Given task>
Every line must be returned precisely as it is written.

#### Extracted data

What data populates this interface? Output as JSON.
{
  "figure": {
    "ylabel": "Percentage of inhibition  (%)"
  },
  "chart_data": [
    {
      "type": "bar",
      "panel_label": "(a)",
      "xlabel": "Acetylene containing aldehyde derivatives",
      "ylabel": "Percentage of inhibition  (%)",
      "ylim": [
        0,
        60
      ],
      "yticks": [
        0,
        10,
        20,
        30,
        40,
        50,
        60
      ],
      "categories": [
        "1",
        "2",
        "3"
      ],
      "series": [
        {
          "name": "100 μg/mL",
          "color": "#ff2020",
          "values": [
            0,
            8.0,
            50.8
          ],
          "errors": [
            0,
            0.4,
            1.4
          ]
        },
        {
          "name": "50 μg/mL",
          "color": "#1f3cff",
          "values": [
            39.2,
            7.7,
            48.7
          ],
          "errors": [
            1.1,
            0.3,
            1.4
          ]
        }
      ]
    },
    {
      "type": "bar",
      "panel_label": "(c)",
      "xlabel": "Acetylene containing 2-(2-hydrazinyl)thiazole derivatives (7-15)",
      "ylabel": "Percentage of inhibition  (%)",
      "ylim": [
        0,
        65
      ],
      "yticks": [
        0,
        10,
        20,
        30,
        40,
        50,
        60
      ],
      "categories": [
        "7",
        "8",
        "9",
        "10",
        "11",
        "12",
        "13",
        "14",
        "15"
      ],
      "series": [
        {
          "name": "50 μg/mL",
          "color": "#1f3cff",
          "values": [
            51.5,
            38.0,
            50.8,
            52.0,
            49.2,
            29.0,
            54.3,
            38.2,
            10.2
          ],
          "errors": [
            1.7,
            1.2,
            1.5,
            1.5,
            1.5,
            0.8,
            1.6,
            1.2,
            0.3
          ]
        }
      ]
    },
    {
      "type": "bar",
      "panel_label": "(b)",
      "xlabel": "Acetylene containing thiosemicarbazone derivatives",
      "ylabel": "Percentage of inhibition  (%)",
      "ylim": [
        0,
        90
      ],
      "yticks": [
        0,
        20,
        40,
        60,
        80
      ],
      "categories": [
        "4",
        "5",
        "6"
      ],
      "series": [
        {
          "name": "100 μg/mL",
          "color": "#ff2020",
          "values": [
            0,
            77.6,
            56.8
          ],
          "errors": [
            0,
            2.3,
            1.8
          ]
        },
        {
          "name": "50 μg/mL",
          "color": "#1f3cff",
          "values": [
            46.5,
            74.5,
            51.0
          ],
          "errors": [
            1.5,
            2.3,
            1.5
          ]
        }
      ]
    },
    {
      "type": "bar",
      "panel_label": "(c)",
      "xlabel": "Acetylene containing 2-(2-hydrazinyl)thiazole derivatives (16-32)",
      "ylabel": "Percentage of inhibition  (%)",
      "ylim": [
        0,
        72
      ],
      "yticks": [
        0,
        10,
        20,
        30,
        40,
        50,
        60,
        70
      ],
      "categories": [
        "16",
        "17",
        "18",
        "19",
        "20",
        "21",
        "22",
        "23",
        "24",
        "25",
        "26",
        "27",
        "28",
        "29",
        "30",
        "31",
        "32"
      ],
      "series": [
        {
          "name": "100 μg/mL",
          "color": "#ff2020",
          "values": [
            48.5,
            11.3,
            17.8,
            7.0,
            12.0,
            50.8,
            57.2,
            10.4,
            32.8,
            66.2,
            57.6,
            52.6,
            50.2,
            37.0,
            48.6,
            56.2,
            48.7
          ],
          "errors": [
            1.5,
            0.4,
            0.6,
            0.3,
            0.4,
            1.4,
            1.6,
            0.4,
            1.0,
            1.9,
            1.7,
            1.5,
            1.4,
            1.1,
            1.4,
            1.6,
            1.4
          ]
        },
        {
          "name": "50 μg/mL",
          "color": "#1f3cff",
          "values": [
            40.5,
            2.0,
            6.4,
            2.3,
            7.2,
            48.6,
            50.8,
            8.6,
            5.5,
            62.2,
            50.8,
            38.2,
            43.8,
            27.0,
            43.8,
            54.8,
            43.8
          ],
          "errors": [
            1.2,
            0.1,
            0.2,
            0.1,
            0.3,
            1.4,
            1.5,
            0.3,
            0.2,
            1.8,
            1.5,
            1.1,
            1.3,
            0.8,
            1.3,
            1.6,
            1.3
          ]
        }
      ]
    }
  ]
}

########

Solved problem>
What data populates this interface? Output as JSON.
{
  "figure": {
    "ylabel": "Percentage of inhibition  (%)"
  },
  "chart_data": [
    {
      "type": "bar",
      "panel_label": "(a)",
      "xlabel": "Acetylene containing aldehyde derivatives",
      "ylabel": "Percentage of inhibition  (%)",
      "ylim": [
        0,
        60
      ],
      "yticks": [
        0,
        10,
        20,
        30,
        40,
        50,
        60
      ],
      "categories": [
        "1",
        "2",
        "3"
      ],
      "series": [
        {
          "name": "100 μg/mL",
          "color": "#ff2020",
          "values": [
            0,
            8.0,
            50.8
          ],
          "errors": [
            0,
            0.4,
            1.4
          ]
        },
        {
          "name": "50 μg/mL",
          "color": "#1f3cff",
          "values": [
            39.2,
            7.7,
            48.7
          ],
          "errors": [
            1.1,
            0.3,
            1.4
          ]
        }
      ]
    },
    {
      "type": "bar",
      "panel_label": "(c)",
      "xlabel": "Acetylene containing 2-(2-hydrazinyl)thiazole derivatives (7-15)",
      "ylabel": "Percentage of inhibition  (%)",
      "ylim": [
        0,
        65
      ],
      "yticks": [
        0,
        10,
        20,
        30,
        40,
        50,
        60
      ],
      "categories": [
        "7",
        "8",
        "9",
        "10",
        "11",
        "12",
        "13",
        "14",
        "15"
      ],
      "series": [
        {
          "name": "50 μg/mL",
          "color": "#1f3cff",
          "values": [
            51.5,
            38.0,
            50.8,
            52.0,
            49.2,
            29.0,
            54.3,
            38.2,
            10.2
          ],
          "errors": [
            1.7,
            1.2,
            1.5,
            1.5,
            1.5,
            0.8,
            1.6,
            1.2,
            0.3
          ]
        }
      ]
    },
    {
      "type": "bar",
      "panel_label": "(b)",
      "xlabel": "Acetylene containing thiosemicarbazone derivatives",
      "ylabel": "Percentage of inhibition  (%)",
      "ylim": [
        0,
        90
      ],
      "yticks": [
        0,
        20,
        40,
        60,
        80
      ],
      "categories": [
        "4",
        "5",
        "6"
      ],
      "series": [
        {
          "name": "100 μg/mL",
          "color": "#ff2020",
          "values": [
            0,
            77.6,
            56.8
          ],
          "errors": [
            0,
            2.3,
            1.8
          ]
        },
        {
          "name": "50 μg/mL",
          "color": "#1f3cff",
          "values": [
            46.5,
            74.5,
            51.0
          ],
          "errors": [
            1.5,
            2.3,
            1.5
          ]
        }
      ]
    },
    {
      "type": "bar",
      "panel_label": "(c)",
      "xlabel": "Acetylene containing 2-(2-hydrazinyl)thiazole derivatives (16-32)",
      "ylabel": "Percentage of inhibition  (%)",
      "ylim": [
        0,
        72
      ],
      "yticks": [
        0,
        10,
        20,
        30,
        40,
        50,
        60,
        70
      ],
      "categories": [
        "16",
        "17",
        "18",
        "19",
        "20",
        "21",
        "22",
        "23",
        "24",
        "25",
        "26",
        "27",
        "28",
        "29",
        "30",
        "31",
        "32"
      ],
      "series": [
        {
          "name": "100 μg/mL",
          "color": "#ff2020",
          "values": [
            48.5,
            11.3,
            17.8,
            7.0,
            12.0,
            50.8,
            57.2,
            10.4,
            32.8,
            66.2,
            57.6,
            52.6,
            50.2,
            37.0,
            48.6,
            56.2,
            48.7
          ],
          "errors": [
            1.5,
            0.4,
            0.6,
            0.3,
            0.4,
            1.4,
            1.6,
            0.4,
            1.0,
            1.9,
            1.7,
            1.5,
            1.4,
            1.1,
            1.4,
            1.6,
            1.4
          ]
        },
        {
          "name": "50 μg/mL",
          "color": "#1f3cff",
          "values": [
            40.5,
            2.0,
            6.4,
            2.3,
            7.2,
            48.6,
            50.8,
            8.6,
            5.5,
            62.2,
            50.8,
            38.2,
            43.8,
            27.0,
            43.8,
            54.8,
            43.8
          ],
          "errors": [
            1.2,
            0.1,
            0.2,
            0.1,
            0.3,
            1.4,
            1.5,
            0.3,
            0.2,
            1.8,
            1.5,
            1.1,
            1.3,
            0.8,
            1.3,
            1.6,
            1.3
          ]
        }
      ]
    }
  ]
}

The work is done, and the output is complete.